_Provided entries:_
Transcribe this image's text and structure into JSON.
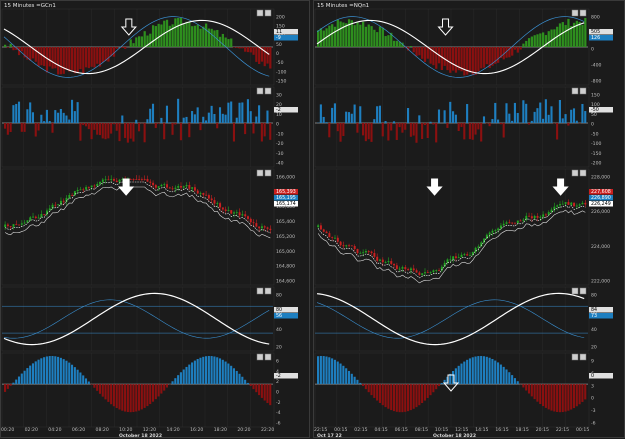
{
  "colors": {
    "bg": "#1b1b1b",
    "grid": "#2e2e2e",
    "green_bar": "#2e8f1e",
    "red_bar": "#8b1010",
    "blue_bar": "#1e7fc0",
    "candle_up": "#22a322",
    "candle_down": "#c92020",
    "white_line": "#ffffff",
    "blue_line": "#3a8fd0",
    "arrow": "#ffffff"
  },
  "charts": [
    {
      "id": "left",
      "title": "15 Minutes =GCn1",
      "panes": [
        {
          "ticks": [
            "200",
            "150",
            "100",
            "50",
            "0",
            "-50",
            "-100",
            "-150"
          ],
          "badges": [
            "11",
            "-9"
          ]
        },
        {
          "ticks": [
            "30",
            "20",
            "10",
            "0",
            "-10",
            "-20",
            "-30",
            "-40"
          ],
          "badges": [
            "-2"
          ]
        },
        {
          "ticks": [
            "166,000",
            "165,800",
            "165,600",
            "165,400",
            "165,200",
            "165,000",
            "164,800",
            "164,600"
          ],
          "badges": [
            "165,393",
            "165,195",
            "165,174"
          ]
        },
        {
          "ticks": [
            "80",
            "60",
            "40",
            "20"
          ],
          "badges": [
            "80",
            "56"
          ]
        },
        {
          "ticks": [
            "6",
            "4",
            "2",
            "0",
            "-2",
            "-4",
            "-6"
          ],
          "badges": [
            "-2"
          ]
        }
      ],
      "xlabels": [
        "00:20",
        "02:20",
        "04:20",
        "06:20",
        "08:20",
        "10:20",
        "12:20",
        "14:20",
        "16:20",
        "18:20",
        "20:20",
        "22:20"
      ],
      "xcenter": "October 18 2022",
      "arrows": [
        {
          "pane": 0,
          "style": "outline"
        },
        {
          "pane": 2,
          "style": "solid"
        }
      ]
    },
    {
      "id": "right",
      "title": "15 Minutes =NQn1",
      "panes": [
        {
          "ticks": [
            "800",
            "400",
            "0",
            "-400",
            "-800"
          ],
          "badges": [
            "505",
            "126"
          ]
        },
        {
          "ticks": [
            "150",
            "100",
            "50",
            "0",
            "-50",
            "-100",
            "-150",
            "-200"
          ],
          "badges": [
            "-50"
          ]
        },
        {
          "ticks": [
            "228,000",
            "226,000",
            "224,000",
            "222,000"
          ],
          "badges": [
            "227,608",
            "226,890",
            "226,249"
          ]
        },
        {
          "ticks": [
            "80",
            "60",
            "40",
            "20"
          ],
          "badges": [
            "84",
            "73"
          ]
        },
        {
          "ticks": [
            "9",
            "6",
            "3",
            "0",
            "-3",
            "-6"
          ],
          "badges": [
            "0"
          ]
        }
      ],
      "xlabels": [
        "22:15",
        "00:15",
        "02:15",
        "04:15",
        "06:15",
        "08:15",
        "10:15",
        "12:15",
        "14:15",
        "16:15",
        "18:15",
        "20:15",
        "22:15",
        "00:15"
      ],
      "xleft": "Oct 17 22",
      "xcenter": "October 18 2022",
      "arrows": [
        {
          "pane": 0,
          "style": "outline"
        },
        {
          "pane": 2,
          "style": "solid"
        },
        {
          "pane": 2,
          "style": "solid"
        },
        {
          "pane": 4,
          "style": "outline"
        }
      ]
    }
  ]
}
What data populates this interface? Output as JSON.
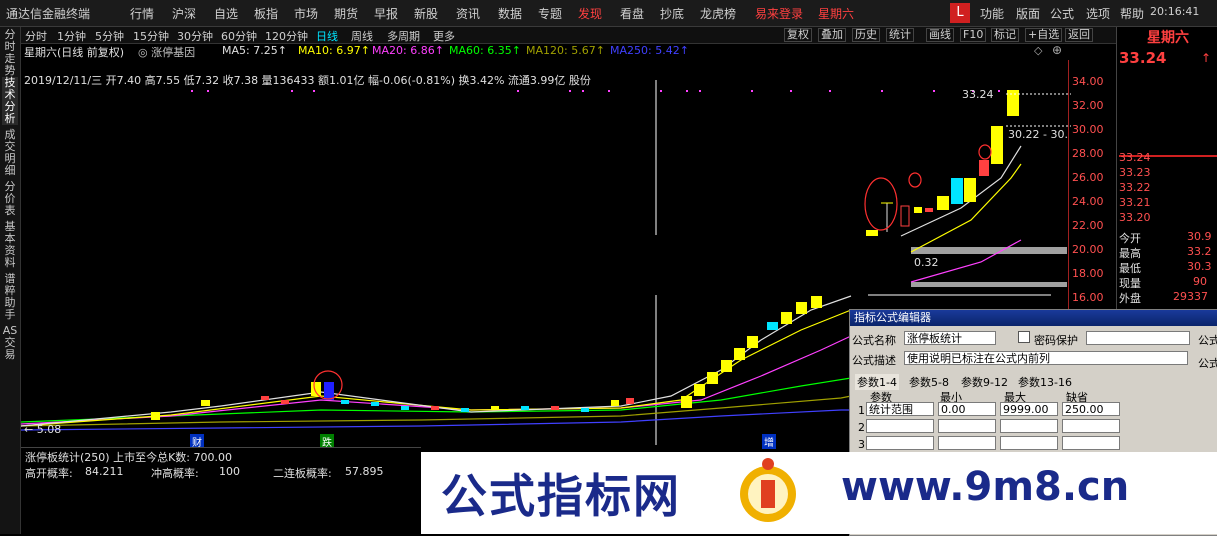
{
  "menu": [
    "通达信金融终端",
    "行情",
    "沪深",
    "自选",
    "板指",
    "市场",
    "期货",
    "早报",
    "新股",
    "资讯",
    "数据",
    "专题",
    "发现",
    "看盘",
    "抄底",
    "龙虎榜",
    "易来登录",
    "星期六"
  ],
  "menu_right": [
    "功能",
    "版面",
    "公式",
    "选项",
    "帮助"
  ],
  "logo_glyph": "L",
  "clock": "20:16:41",
  "left_tabs": [
    "分时走势",
    "技术分析",
    "成交明细",
    "分价表",
    "基本资料",
    "谱粹助手",
    "AS交易"
  ],
  "periods": [
    "分时",
    "1分钟",
    "5分钟",
    "15分钟",
    "30分钟",
    "60分钟",
    "120分钟",
    "日线",
    "周线",
    "多周期",
    "更多"
  ],
  "toolbar": [
    "复权",
    "叠加",
    "历史",
    "统计",
    "画线",
    "F10",
    "标记",
    "+自选",
    "返回"
  ],
  "header": {
    "title": "星期六(日线 前复权)",
    "badge": "涨停基因",
    "ma": [
      {
        "text": "MA5: 7.25↑",
        "color": "#e0e0e0"
      },
      {
        "text": "MA10: 6.97↑",
        "color": "#ffff00"
      },
      {
        "text": "MA20: 6.86↑",
        "color": "#ff40ff"
      },
      {
        "text": "MA60: 6.35↑",
        "color": "#00ff00"
      },
      {
        "text": "MA120: 5.67↑",
        "color": "#a0a000"
      },
      {
        "text": "MA250: 5.42↑",
        "color": "#4040ff"
      }
    ],
    "info": "2019/12/11/三 开7.40 高7.55 低7.32 收7.38 量136433 额1.01亿 幅-0.06(-0.81%) 换3.42% 流通3.99亿 股份"
  },
  "chart_labels": {
    "high_label": "33.24",
    "mid_label": "30.22 - 30.",
    "low_label": "0.32",
    "min_label": "← 5.08",
    "event_markers": [
      "财",
      "跌",
      "增"
    ]
  },
  "y_ticks": [
    "34.00",
    "32.00",
    "30.00",
    "28.00",
    "26.00",
    "24.00",
    "22.00",
    "20.00",
    "18.00",
    "16.00"
  ],
  "chart_data": {
    "type": "candlestick",
    "title": "星期六(日线 前复权)",
    "price_range": [
      5.08,
      33.24
    ],
    "y_ticks": [
      34,
      32,
      30,
      28,
      26,
      24,
      22,
      20,
      18,
      16
    ],
    "ma_values": {
      "MA5": 7.25,
      "MA10": 6.97,
      "MA20": 6.86,
      "MA60": 6.35,
      "MA120": 5.67,
      "MA250": 5.42
    },
    "last_price": 33.24
  },
  "right_panel": {
    "name": "星期六",
    "price": "33.24",
    "order_prices": [
      "33.24",
      "33.23",
      "33.22",
      "33.21",
      "33.20"
    ],
    "stats": [
      {
        "label": "今开",
        "value": "30.9"
      },
      {
        "label": "最高",
        "value": "33.2"
      },
      {
        "label": "最低",
        "value": "30.3"
      },
      {
        "label": "现量",
        "value": "90"
      },
      {
        "label": "外盘",
        "value": "29337"
      }
    ]
  },
  "dialog": {
    "title": "指标公式编辑器",
    "name_label": "公式名称",
    "name_value": "涨停板统计",
    "password_label": "密码保护",
    "desc_label": "公式描述",
    "desc_value": "使用说明已标注在公式内前列",
    "right_label_1": "公式",
    "right_label_2": "公式",
    "tabs": [
      "参数1-4",
      "参数5-8",
      "参数9-12",
      "参数13-16"
    ],
    "columns": [
      "参数",
      "最小",
      "最大",
      "缺省"
    ],
    "rows": [
      {
        "idx": "1",
        "name": "统计范围",
        "min": "0.00",
        "max": "9999.00",
        "def": "250.00"
      },
      {
        "idx": "2",
        "name": "",
        "min": "",
        "max": "",
        "def": ""
      },
      {
        "idx": "3",
        "name": "",
        "min": "",
        "max": "",
        "def": ""
      }
    ]
  },
  "indicator": {
    "title": "涨停板统计(250) 上市至今总K数: 700.00",
    "items": [
      {
        "label": "高开概率:",
        "value": "84.211"
      },
      {
        "label": "冲高概率:",
        "value": "100"
      },
      {
        "label": "二连板概率:",
        "value": "57.895"
      }
    ]
  },
  "watermark": {
    "text": "公式指标网",
    "url": "www.9m8.cn"
  }
}
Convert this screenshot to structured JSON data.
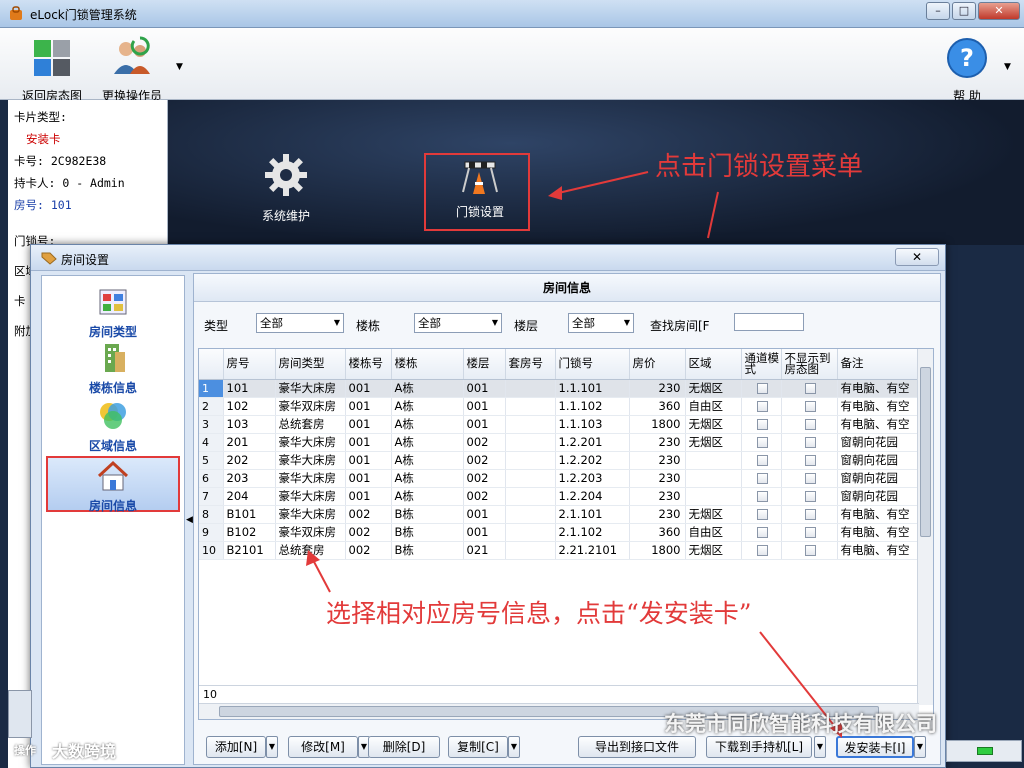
{
  "window": {
    "title": "eLock门锁管理系统"
  },
  "toolbar": {
    "back_label": "返回房态图",
    "switch_label": "更换操作员",
    "help_label": "帮  助"
  },
  "card_info": {
    "type_label": "卡片类型:",
    "type_value": "安装卡",
    "card_no": "卡号: 2C982E38",
    "holder": "持卡人: 0 - Admin",
    "room": "房号: 101",
    "lock_no": "门锁号:",
    "area": "区域",
    "card_short": "卡",
    "attach": "附加"
  },
  "desktop": {
    "sys_maint": "系统维护",
    "lock_setting": "门锁设置",
    "annot_top": "点击门锁设置菜单",
    "annot_bottom": "选择相对应房号信息，点击“发安装卡”"
  },
  "dialog": {
    "title": "房间设置",
    "nav": [
      "房间类型",
      "楼栋信息",
      "区域信息",
      "房间信息"
    ],
    "panel_title": "房间信息",
    "filters": {
      "type_label": "类型",
      "type_value": "全部",
      "bldg_label": "楼栋",
      "bldg_value": "全部",
      "floor_label": "楼层",
      "floor_value": "全部",
      "search_label": "查找房间[F"
    },
    "columns": [
      "房号",
      "房间类型",
      "楼栋号",
      "楼栋",
      "楼层",
      "套房号",
      "门锁号",
      "房价",
      "区域",
      "通道模式",
      "不显示到房态图",
      "备注"
    ],
    "rows": [
      [
        "1",
        "101",
        "豪华大床房",
        "001",
        "A栋",
        "001",
        "",
        "1.1.101",
        "230",
        "无烟区",
        "有电脑、有空"
      ],
      [
        "2",
        "102",
        "豪华双床房",
        "001",
        "A栋",
        "001",
        "",
        "1.1.102",
        "360",
        "自由区",
        "有电脑、有空"
      ],
      [
        "3",
        "103",
        "总统套房",
        "001",
        "A栋",
        "001",
        "",
        "1.1.103",
        "1800",
        "无烟区",
        "有电脑、有空"
      ],
      [
        "4",
        "201",
        "豪华大床房",
        "001",
        "A栋",
        "002",
        "",
        "1.2.201",
        "230",
        "无烟区",
        "窗朝向花园"
      ],
      [
        "5",
        "202",
        "豪华大床房",
        "001",
        "A栋",
        "002",
        "",
        "1.2.202",
        "230",
        "",
        "窗朝向花园"
      ],
      [
        "6",
        "203",
        "豪华大床房",
        "001",
        "A栋",
        "002",
        "",
        "1.2.203",
        "230",
        "",
        "窗朝向花园"
      ],
      [
        "7",
        "204",
        "豪华大床房",
        "001",
        "A栋",
        "002",
        "",
        "1.2.204",
        "230",
        "",
        "窗朝向花园"
      ],
      [
        "8",
        "B101",
        "豪华大床房",
        "002",
        "B栋",
        "001",
        "",
        "2.1.101",
        "230",
        "无烟区",
        "有电脑、有空"
      ],
      [
        "9",
        "B102",
        "豪华双床房",
        "002",
        "B栋",
        "001",
        "",
        "2.1.102",
        "360",
        "自由区",
        "有电脑、有空"
      ],
      [
        "10",
        "B2101",
        "总统套房",
        "002",
        "B栋",
        "021",
        "",
        "2.21.2101",
        "1800",
        "无烟区",
        "有电脑、有空"
      ]
    ],
    "footer_count": "10",
    "buttons": {
      "add": "添加[N]",
      "edit": "修改[M]",
      "delete": "删除[D]",
      "copy": "复制[C]",
      "export": "导出到接口文件",
      "download": "下载到手持机[L]",
      "issue": "发安装卡[I]"
    }
  },
  "watermarks": {
    "left": "大数跨境",
    "right": "东莞市同欣智能科技有限公司",
    "bottom_left": "操作"
  },
  "colors": {
    "annotation": "#e23a3a",
    "selection": "#4c8fe0",
    "nav_text": "#1a4aa8"
  }
}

_Your objective:_ Show the lines of the data that hold the word "Minutes".

_Task response:_
      "title": "15 Minutes =GCn1",
      "title": "15 Minutes =NQn1",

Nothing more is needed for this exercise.